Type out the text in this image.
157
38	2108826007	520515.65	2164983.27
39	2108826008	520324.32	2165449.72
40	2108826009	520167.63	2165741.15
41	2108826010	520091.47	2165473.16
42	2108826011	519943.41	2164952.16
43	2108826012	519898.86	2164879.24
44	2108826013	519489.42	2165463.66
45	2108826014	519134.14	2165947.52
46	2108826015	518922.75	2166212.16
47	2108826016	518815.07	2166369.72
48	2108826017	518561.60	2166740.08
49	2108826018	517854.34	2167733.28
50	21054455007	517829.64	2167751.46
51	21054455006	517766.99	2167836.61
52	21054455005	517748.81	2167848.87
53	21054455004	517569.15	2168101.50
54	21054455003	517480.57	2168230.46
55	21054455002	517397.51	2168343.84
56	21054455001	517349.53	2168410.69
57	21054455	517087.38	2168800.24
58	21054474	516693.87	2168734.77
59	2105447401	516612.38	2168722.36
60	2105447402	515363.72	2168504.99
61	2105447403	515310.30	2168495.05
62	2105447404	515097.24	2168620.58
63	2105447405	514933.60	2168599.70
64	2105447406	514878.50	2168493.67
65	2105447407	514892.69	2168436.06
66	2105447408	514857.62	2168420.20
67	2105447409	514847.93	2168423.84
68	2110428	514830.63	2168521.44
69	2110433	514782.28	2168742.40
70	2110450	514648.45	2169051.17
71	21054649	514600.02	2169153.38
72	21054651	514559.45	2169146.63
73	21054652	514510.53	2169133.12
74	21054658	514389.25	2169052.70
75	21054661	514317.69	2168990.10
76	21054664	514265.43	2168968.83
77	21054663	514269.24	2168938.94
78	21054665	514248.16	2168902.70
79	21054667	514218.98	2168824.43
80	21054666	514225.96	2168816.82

........

§ Exercise: Set every line of the listing down word for word.

§ Response below:
Type out the text in this image.
157
38	2108826007	520515.65	2164983.27
39	2108826008	520324.32	2165449.72
40	2108826009	520167.63	2165741.15
41	2108826010	520091.47	2165473.16
42	2108826011	519943.41	2164952.16
43	2108826012	519898.86	2164879.24
44	2108826013	519489.42	2165463.66
45	2108826014	519134.14	2165947.52
46	2108826015	518922.75	2166212.16
47	2108826016	518815.07	2166369.72
48	2108826017	518561.60	2166740.08
49	2108826018	517854.34	2167733.28
50	21054455007	517829.64	2167751.46
51	21054455006	517766.99	2167836.61
52	21054455005	517748.81	2167848.87
53	21054455004	517569.15	2168101.50
54	21054455003	517480.57	2168230.46
55	21054455002	517397.51	2168343.84
56	21054455001	517349.53	2168410.69
57	21054455	517087.38	2168800.24
58	21054474	516693.87	2168734.77
59	2105447401	516612.38	2168722.36
60	2105447402	515363.72	2168504.99
61	2105447403	515310.30	2168495.05
62	2105447404	515097.24	2168620.58
63	2105447405	514933.60	2168599.70
64	2105447406	514878.50	2168493.67
65	2105447407	514892.69	2168436.06
66	2105447408	514857.62	2168420.20
67	2105447409	514847.93	2168423.84
68	2110428	514830.63	2168521.44
69	2110433	514782.28	2168742.40
70	2110450	514648.45	2169051.17
71	21054649	514600.02	2169153.38
72	21054651	514559.45	2169146.63
73	21054652	514510.53	2169133.12
74	21054658	514389.25	2169052.70
75	21054661	514317.69	2168990.10
76	21054664	514265.43	2168968.83
77	21054663	514269.24	2168938.94
78	21054665	514248.16	2168902.70
79	21054667	514218.98	2168824.43
80	21054666	514225.96	2168816.82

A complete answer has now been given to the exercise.